* START Records for the exercise *
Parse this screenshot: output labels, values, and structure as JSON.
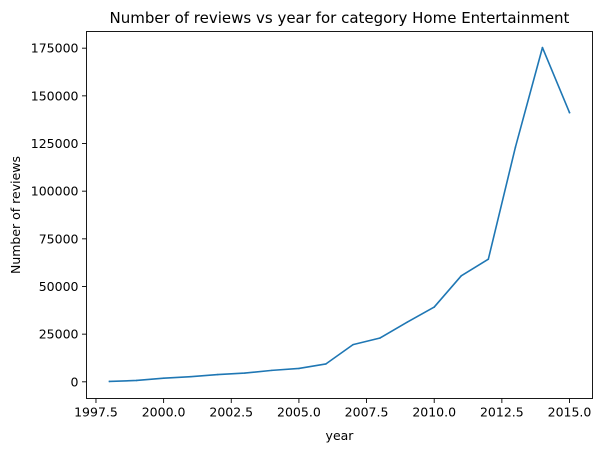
{
  "chart_data": {
    "type": "line",
    "title": "Number of reviews vs year for category Home Entertainment",
    "xlabel": "year",
    "ylabel": "Number of reviews",
    "xlim": [
      1997.15,
      2015.85
    ],
    "ylim": [
      -8750,
      183750
    ],
    "x_ticks": [
      1997.5,
      2000.0,
      2002.5,
      2005.0,
      2007.5,
      2010.0,
      2012.5,
      2015.0
    ],
    "x_tick_labels": [
      "1997.5",
      "2000.0",
      "2002.5",
      "2005.0",
      "2007.5",
      "2010.0",
      "2012.5",
      "2015.0"
    ],
    "y_ticks": [
      0,
      25000,
      50000,
      75000,
      100000,
      125000,
      150000,
      175000
    ],
    "y_tick_labels": [
      "0",
      "25000",
      "50000",
      "75000",
      "100000",
      "125000",
      "150000",
      "175000"
    ],
    "grid": false,
    "series": [
      {
        "color": "#1f77b4",
        "x": [
          1998,
          1999,
          2000,
          2001,
          2002,
          2003,
          2004,
          2005,
          2006,
          2007,
          2008,
          2009,
          2010,
          2011,
          2012,
          2013,
          2014,
          2015
        ],
        "y": [
          200,
          700,
          1900,
          2700,
          3800,
          4600,
          6000,
          7000,
          9400,
          19500,
          23000,
          31300,
          39200,
          55600,
          64300,
          123000,
          175300,
          141200
        ]
      }
    ]
  }
}
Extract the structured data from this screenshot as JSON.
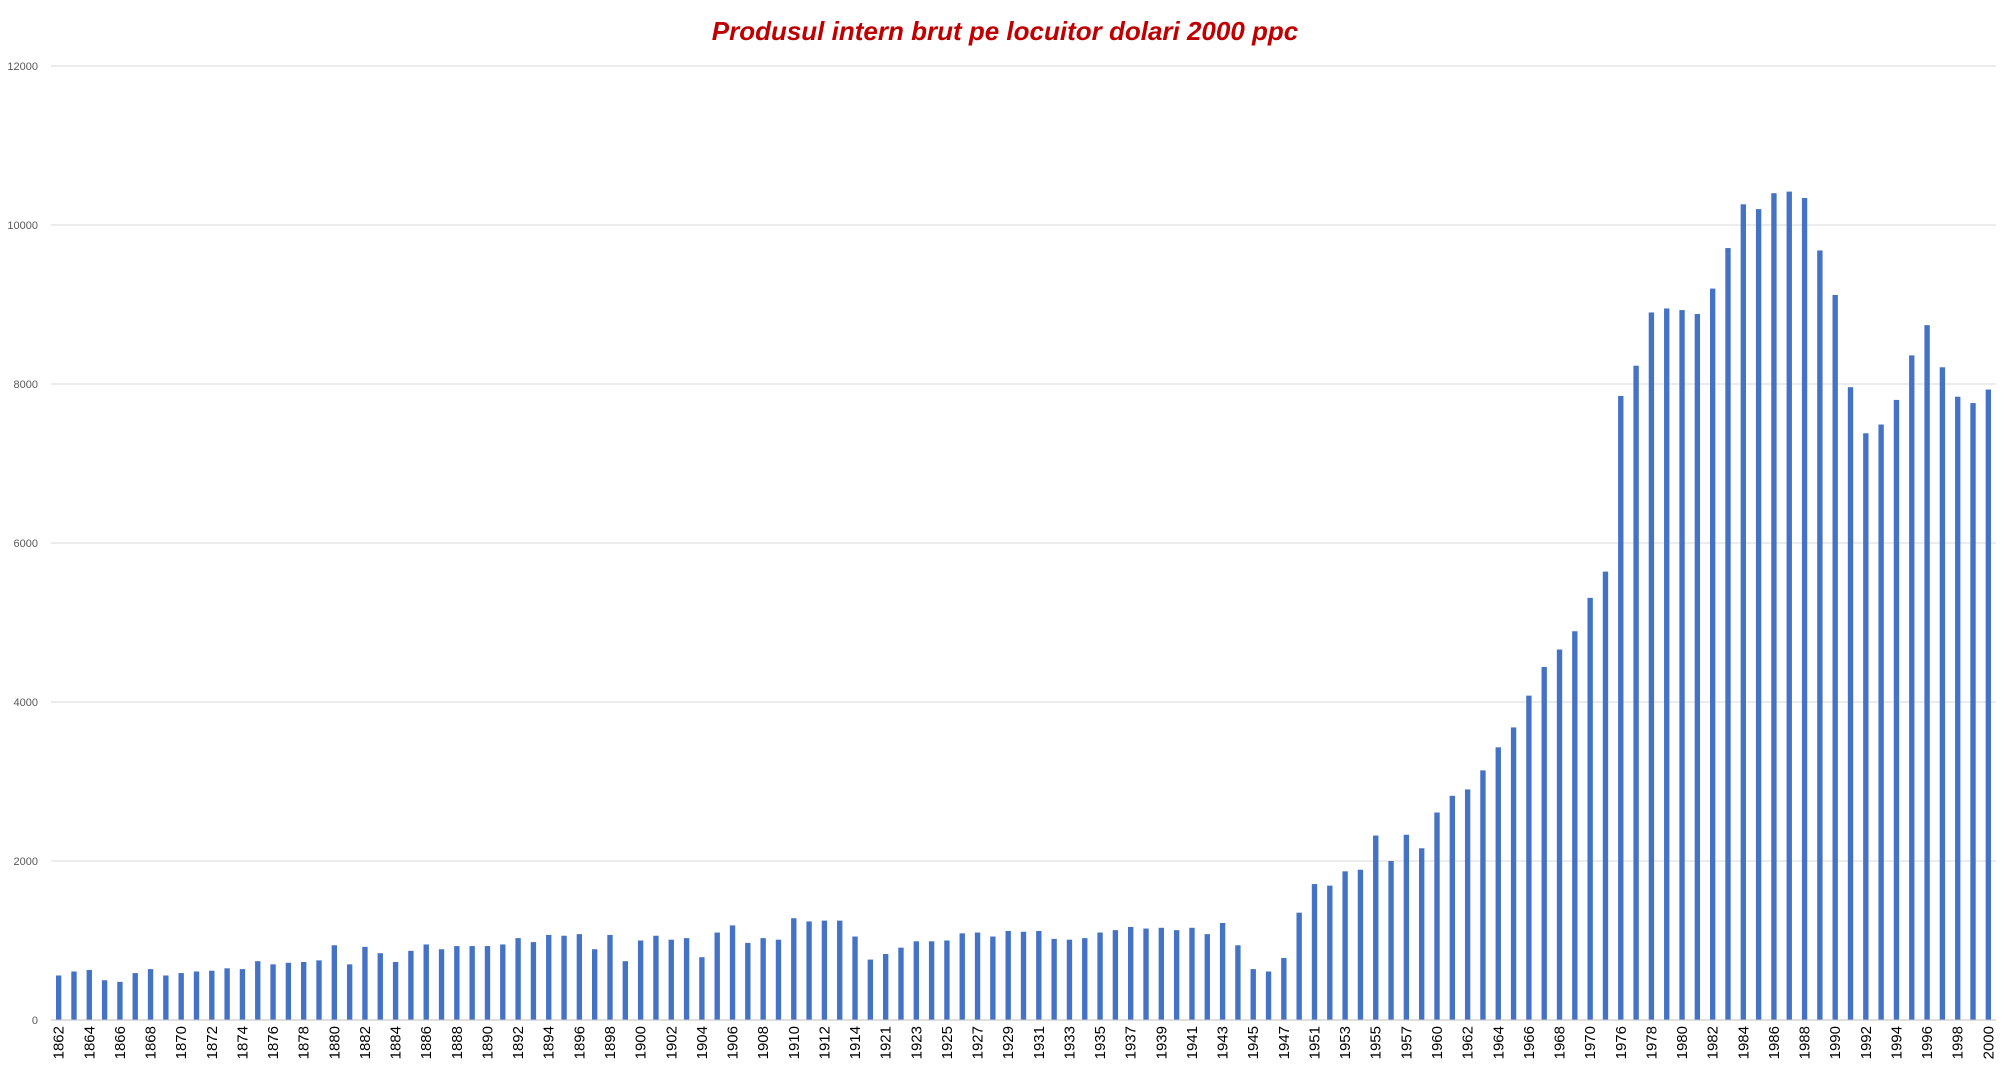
{
  "colors": {
    "bar": "#4472C4",
    "title": "#C00000",
    "grid": "#D9D9D9",
    "axis": "#BFBFBF"
  },
  "chart_data": {
    "type": "bar",
    "title": "Produsul intern brut pe locuitor dolari 2000 ppc",
    "xlabel": "",
    "ylabel": "",
    "ylim": [
      0,
      12000
    ],
    "yticks": [
      0,
      2000,
      4000,
      6000,
      8000,
      10000,
      12000
    ],
    "grid": true,
    "legend": "none",
    "categories": [
      1862,
      1863,
      1864,
      1865,
      1866,
      1867,
      1868,
      1869,
      1870,
      1871,
      1872,
      1873,
      1874,
      1875,
      1876,
      1877,
      1878,
      1879,
      1880,
      1881,
      1882,
      1883,
      1884,
      1885,
      1886,
      1887,
      1888,
      1889,
      1890,
      1891,
      1892,
      1893,
      1894,
      1895,
      1896,
      1897,
      1898,
      1899,
      1900,
      1901,
      1902,
      1903,
      1904,
      1905,
      1906,
      1907,
      1908,
      1909,
      1910,
      1911,
      1912,
      1913,
      1914,
      1920,
      1921,
      1922,
      1923,
      1924,
      1925,
      1926,
      1927,
      1928,
      1929,
      1930,
      1931,
      1932,
      1933,
      1934,
      1935,
      1936,
      1937,
      1938,
      1939,
      1940,
      1941,
      1942,
      1943,
      1944,
      1945,
      1946,
      1947,
      1950,
      1951,
      1952,
      1953,
      1954,
      1955,
      1956,
      1957,
      1958,
      1960,
      1961,
      1962,
      1963,
      1964,
      1965,
      1966,
      1967,
      1968,
      1969,
      1970,
      1975,
      1976,
      1977,
      1978,
      1979,
      1980,
      1981,
      1982,
      1983,
      1984,
      1985,
      1986,
      1987,
      1988,
      1989,
      1990,
      1991,
      1992,
      1993,
      1994,
      1995,
      1996,
      1997,
      1998,
      1999,
      2000
    ],
    "xtick_labels": [
      1862,
      1864,
      1866,
      1868,
      1870,
      1872,
      1874,
      1876,
      1878,
      1880,
      1882,
      1884,
      1886,
      1888,
      1890,
      1892,
      1894,
      1896,
      1898,
      1900,
      1902,
      1904,
      1906,
      1908,
      1910,
      1912,
      1914,
      1921,
      1923,
      1925,
      1927,
      1929,
      1931,
      1933,
      1935,
      1937,
      1939,
      1941,
      1943,
      1945,
      1947,
      1951,
      1953,
      1955,
      1957,
      1960,
      1962,
      1964,
      1966,
      1968,
      1970,
      1976,
      1978,
      1980,
      1982,
      1984,
      1986,
      1988,
      1990,
      1992,
      1994,
      1996,
      1998,
      2000
    ],
    "values": [
      560,
      610,
      630,
      500,
      480,
      590,
      640,
      560,
      590,
      610,
      620,
      650,
      640,
      740,
      700,
      720,
      730,
      750,
      940,
      700,
      920,
      840,
      730,
      870,
      950,
      890,
      930,
      930,
      930,
      950,
      1030,
      980,
      1070,
      1060,
      1080,
      890,
      1070,
      740,
      1000,
      1060,
      1010,
      1030,
      790,
      1100,
      1190,
      970,
      1030,
      1010,
      1280,
      1240,
      1250,
      1250,
      1050,
      760,
      830,
      910,
      990,
      990,
      1000,
      1090,
      1100,
      1050,
      1120,
      1110,
      1120,
      1020,
      1010,
      1030,
      1100,
      1130,
      1170,
      1150,
      1160,
      1130,
      1160,
      1080,
      1220,
      940,
      640,
      610,
      780,
      1350,
      1710,
      1690,
      1870,
      1890,
      2320,
      2000,
      2330,
      2160,
      2610,
      2820,
      2900,
      3140,
      3430,
      3680,
      4080,
      4440,
      4660,
      4890,
      5310,
      5640,
      7850,
      8230,
      8900,
      8950,
      8930,
      8880,
      9200,
      9710,
      10260,
      10200,
      10400,
      10420,
      10340,
      9680,
      9120,
      7960,
      7380,
      7490,
      7800,
      8360,
      8740,
      8210,
      7840,
      7760,
      7930
    ]
  }
}
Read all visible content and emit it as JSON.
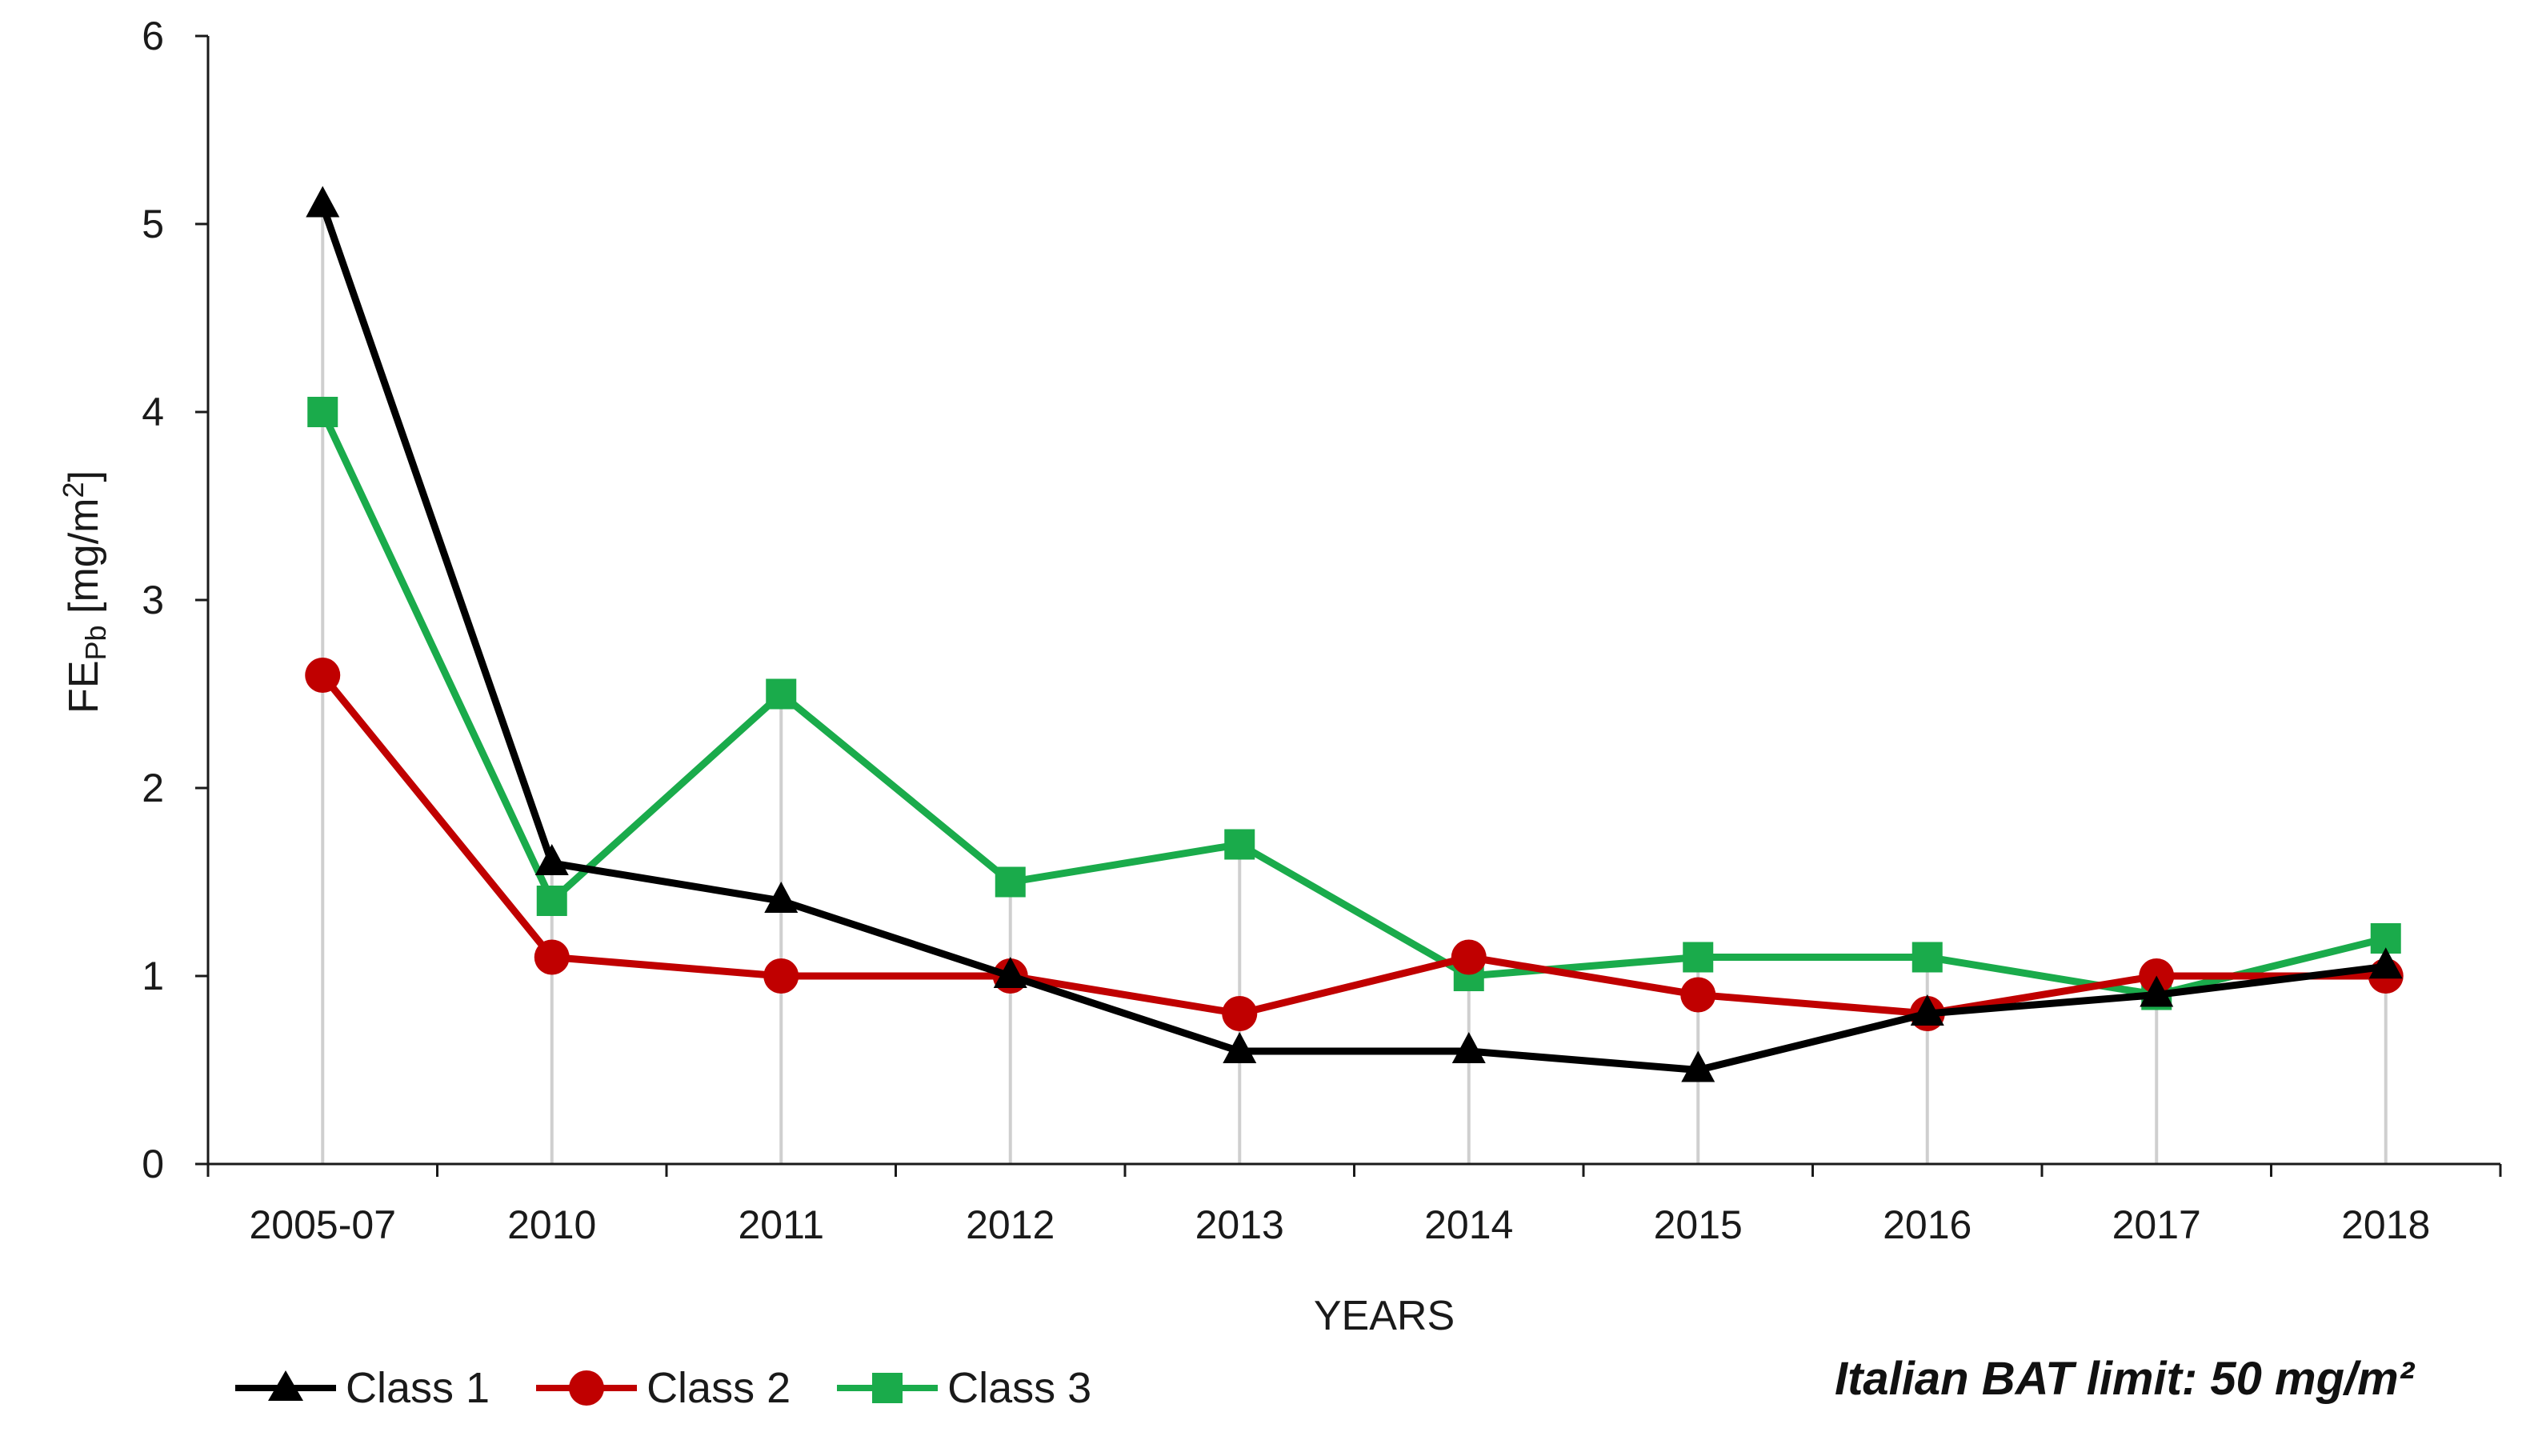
{
  "chart_data": {
    "type": "line",
    "title": "",
    "xlabel": "YEARS",
    "ylabel": {
      "main": "FE",
      "sub": "Pb",
      "unit_open": " [mg/m",
      "unit_sup": "2",
      "unit_close": "]"
    },
    "categories": [
      "2005-07",
      "2010",
      "2011",
      "2012",
      "2013",
      "2014",
      "2015",
      "2016",
      "2017",
      "2018"
    ],
    "ylim": [
      0,
      6
    ],
    "yticks": [
      0,
      1,
      2,
      3,
      4,
      5,
      6
    ],
    "grid": "vertical drop lines at each category",
    "legend_position": "bottom-left",
    "series": [
      {
        "name": "Class 1",
        "color": "#000000",
        "marker": "triangle",
        "values": [
          5.1,
          1.6,
          1.4,
          1.0,
          0.6,
          0.6,
          0.5,
          0.8,
          0.9,
          1.05
        ]
      },
      {
        "name": "Class 2",
        "color": "#c00000",
        "marker": "circle",
        "values": [
          2.6,
          1.1,
          1.0,
          1.0,
          0.8,
          1.1,
          0.9,
          0.8,
          1.0,
          1.0
        ]
      },
      {
        "name": "Class 3",
        "color": "#1aab4b",
        "marker": "square",
        "values": [
          4.0,
          1.4,
          2.5,
          1.5,
          1.7,
          1.0,
          1.1,
          1.1,
          0.9,
          1.2
        ]
      }
    ],
    "annotation": "Italian BAT limit: 50 mg/m²"
  }
}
* END Records for the exercise *
Go through the records. Copy each line where "Number" appears.

    "title": "Number of reviews vs year for category Home Entertainment",
    "ylabel": "Number of reviews",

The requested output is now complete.